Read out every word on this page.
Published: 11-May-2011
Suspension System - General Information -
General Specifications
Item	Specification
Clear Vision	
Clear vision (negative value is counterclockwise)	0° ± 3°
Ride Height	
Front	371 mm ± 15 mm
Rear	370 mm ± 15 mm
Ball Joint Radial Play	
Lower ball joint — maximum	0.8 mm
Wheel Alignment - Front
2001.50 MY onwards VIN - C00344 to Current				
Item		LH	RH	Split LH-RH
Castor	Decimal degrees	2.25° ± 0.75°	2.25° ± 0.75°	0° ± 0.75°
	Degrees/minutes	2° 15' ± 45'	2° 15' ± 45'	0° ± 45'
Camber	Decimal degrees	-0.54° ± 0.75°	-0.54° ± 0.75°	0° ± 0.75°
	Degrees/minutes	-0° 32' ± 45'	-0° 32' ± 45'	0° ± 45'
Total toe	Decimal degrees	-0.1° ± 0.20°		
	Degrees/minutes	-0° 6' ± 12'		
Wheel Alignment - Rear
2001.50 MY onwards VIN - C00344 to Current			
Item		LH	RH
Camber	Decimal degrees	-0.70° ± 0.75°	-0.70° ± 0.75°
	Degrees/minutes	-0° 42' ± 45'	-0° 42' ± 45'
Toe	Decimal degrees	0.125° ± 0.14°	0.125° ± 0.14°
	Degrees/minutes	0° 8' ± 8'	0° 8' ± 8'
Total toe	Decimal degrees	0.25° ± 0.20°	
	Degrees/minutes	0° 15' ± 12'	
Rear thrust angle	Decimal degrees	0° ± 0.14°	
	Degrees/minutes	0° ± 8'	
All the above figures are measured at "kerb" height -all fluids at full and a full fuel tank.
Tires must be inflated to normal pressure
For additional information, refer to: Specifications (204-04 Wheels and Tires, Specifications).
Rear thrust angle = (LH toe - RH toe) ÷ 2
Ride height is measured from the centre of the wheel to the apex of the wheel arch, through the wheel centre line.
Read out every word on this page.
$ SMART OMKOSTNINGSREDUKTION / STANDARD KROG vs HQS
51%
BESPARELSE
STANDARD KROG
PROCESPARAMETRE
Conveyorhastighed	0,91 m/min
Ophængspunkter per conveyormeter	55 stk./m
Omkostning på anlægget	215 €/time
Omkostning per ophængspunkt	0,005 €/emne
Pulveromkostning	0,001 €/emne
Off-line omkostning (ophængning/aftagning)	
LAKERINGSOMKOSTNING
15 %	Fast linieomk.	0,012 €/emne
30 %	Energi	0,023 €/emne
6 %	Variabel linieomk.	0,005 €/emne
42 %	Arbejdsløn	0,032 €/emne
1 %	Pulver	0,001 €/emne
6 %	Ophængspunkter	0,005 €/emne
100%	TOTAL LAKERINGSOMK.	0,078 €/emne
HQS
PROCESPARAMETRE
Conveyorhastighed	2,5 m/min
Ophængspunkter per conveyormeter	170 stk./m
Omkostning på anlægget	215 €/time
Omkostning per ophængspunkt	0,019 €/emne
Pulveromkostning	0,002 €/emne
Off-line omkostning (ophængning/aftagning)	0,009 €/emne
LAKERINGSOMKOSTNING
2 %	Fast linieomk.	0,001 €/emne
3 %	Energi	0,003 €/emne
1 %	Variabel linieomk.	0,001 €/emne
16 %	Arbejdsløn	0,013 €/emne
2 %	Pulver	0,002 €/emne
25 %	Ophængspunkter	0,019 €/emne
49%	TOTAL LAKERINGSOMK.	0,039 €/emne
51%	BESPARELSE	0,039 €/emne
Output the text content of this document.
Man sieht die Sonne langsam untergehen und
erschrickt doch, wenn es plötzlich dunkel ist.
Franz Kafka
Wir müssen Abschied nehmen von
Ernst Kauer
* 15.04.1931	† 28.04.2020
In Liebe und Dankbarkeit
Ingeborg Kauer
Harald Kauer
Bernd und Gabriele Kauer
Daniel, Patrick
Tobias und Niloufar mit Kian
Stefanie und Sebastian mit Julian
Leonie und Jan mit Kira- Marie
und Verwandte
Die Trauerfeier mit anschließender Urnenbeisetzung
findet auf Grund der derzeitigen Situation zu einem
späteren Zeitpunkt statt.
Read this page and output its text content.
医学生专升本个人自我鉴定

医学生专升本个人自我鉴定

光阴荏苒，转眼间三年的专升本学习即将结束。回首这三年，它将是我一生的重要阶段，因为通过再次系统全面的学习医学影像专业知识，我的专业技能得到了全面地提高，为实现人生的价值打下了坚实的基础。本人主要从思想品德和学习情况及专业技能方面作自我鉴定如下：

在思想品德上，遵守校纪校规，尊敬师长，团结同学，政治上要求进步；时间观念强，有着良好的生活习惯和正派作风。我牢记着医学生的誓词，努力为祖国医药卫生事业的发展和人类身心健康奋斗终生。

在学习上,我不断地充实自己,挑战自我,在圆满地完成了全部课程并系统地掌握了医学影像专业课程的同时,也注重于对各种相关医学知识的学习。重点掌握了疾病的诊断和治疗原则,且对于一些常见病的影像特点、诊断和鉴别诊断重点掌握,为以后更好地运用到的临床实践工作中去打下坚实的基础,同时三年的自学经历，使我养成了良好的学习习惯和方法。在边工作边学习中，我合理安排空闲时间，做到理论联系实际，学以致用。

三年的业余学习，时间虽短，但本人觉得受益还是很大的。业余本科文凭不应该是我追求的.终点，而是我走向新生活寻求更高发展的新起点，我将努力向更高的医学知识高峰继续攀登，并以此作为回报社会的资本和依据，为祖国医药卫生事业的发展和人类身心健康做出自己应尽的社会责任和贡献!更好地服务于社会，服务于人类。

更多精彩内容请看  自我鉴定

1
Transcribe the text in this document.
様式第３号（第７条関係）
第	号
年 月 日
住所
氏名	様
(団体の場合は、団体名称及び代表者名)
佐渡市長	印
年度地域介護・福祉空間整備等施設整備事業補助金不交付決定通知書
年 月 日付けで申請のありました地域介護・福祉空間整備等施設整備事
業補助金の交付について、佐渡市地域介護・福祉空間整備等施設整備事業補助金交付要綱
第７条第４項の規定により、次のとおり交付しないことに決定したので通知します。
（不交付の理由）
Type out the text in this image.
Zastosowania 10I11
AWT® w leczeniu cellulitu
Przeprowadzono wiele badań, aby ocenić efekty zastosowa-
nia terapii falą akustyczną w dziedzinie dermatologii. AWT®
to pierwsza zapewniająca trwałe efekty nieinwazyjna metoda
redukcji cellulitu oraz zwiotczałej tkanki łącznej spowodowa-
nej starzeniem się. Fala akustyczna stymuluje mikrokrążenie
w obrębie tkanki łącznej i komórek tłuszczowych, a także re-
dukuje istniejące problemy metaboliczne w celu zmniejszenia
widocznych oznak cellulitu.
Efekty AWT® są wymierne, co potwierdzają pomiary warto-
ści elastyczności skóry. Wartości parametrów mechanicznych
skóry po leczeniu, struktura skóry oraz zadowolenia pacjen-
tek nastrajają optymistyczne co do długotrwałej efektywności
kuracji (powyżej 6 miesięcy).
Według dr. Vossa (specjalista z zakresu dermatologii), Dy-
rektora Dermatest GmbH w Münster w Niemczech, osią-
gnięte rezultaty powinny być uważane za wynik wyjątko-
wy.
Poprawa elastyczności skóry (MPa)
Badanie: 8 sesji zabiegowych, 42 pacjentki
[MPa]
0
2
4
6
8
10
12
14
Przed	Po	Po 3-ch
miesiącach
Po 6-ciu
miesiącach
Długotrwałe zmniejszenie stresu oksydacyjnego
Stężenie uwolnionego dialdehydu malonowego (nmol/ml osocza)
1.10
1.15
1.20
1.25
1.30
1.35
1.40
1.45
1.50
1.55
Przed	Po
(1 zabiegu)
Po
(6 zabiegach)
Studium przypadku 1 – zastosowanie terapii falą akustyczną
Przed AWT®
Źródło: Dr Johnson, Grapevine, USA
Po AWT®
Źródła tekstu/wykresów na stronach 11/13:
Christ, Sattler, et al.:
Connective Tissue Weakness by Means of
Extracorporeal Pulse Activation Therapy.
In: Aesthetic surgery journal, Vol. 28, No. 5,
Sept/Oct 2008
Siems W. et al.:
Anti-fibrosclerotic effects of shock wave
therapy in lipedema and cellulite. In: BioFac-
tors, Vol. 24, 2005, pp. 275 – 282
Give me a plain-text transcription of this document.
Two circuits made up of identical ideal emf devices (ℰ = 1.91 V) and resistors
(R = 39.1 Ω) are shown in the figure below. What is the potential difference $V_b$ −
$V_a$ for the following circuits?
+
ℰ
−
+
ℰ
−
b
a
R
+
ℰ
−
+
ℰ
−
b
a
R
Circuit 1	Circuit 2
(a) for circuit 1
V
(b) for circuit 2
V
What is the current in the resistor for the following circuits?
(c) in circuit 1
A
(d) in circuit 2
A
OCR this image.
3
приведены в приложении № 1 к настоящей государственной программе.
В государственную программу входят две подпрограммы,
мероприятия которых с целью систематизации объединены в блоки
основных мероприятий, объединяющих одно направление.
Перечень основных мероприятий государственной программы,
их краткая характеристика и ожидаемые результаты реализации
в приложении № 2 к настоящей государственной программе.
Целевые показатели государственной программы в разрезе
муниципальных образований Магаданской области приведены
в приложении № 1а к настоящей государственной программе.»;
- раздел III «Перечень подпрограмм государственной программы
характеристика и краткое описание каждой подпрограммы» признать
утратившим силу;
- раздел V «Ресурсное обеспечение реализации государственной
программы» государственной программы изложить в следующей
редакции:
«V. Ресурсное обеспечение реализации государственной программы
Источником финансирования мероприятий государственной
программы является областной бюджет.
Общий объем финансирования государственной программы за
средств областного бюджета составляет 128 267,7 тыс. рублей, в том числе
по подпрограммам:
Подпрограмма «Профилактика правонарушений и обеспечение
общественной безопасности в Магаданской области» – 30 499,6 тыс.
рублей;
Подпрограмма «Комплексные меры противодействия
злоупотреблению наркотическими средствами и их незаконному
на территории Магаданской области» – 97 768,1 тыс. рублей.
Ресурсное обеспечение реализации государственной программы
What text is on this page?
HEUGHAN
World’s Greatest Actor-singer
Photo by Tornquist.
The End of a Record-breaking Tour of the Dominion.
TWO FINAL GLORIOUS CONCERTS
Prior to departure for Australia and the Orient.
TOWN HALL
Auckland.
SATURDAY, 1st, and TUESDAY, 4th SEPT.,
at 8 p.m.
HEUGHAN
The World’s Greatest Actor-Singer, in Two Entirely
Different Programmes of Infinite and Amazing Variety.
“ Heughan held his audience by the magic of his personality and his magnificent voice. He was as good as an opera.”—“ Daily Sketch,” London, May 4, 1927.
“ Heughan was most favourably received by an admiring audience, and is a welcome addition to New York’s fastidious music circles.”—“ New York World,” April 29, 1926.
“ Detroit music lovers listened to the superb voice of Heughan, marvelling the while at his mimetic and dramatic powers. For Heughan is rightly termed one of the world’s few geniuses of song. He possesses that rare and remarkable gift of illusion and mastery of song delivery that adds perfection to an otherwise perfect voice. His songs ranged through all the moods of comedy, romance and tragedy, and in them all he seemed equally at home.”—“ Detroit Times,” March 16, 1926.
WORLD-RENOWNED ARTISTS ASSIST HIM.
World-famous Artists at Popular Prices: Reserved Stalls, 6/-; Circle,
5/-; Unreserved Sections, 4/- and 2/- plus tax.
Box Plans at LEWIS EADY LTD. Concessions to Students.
......
* Task goal
Track down the lines that include the word "music" and copy them.

* Response to this task
“ Heughan was most favourably received by an admiring audience, and is a welcome addition to New York’s fastidious music circles.”—“ New York World,” April 29, 1926.
“ Detroit music lovers listened to the superb voice of Heughan, marvelling the while at his mimetic and dramatic powers. For Heughan is rightly termed one of the world’s few geniuses of song. He possesses that rare and remarkable gift of illusion and mastery of song delivery that adds perfection to an otherwise perfect voice. His songs ranged through all the moods of comedy, romance and tragedy, and in them all he seemed equally at home.”—“ Detroit Times,” March 16, 1926.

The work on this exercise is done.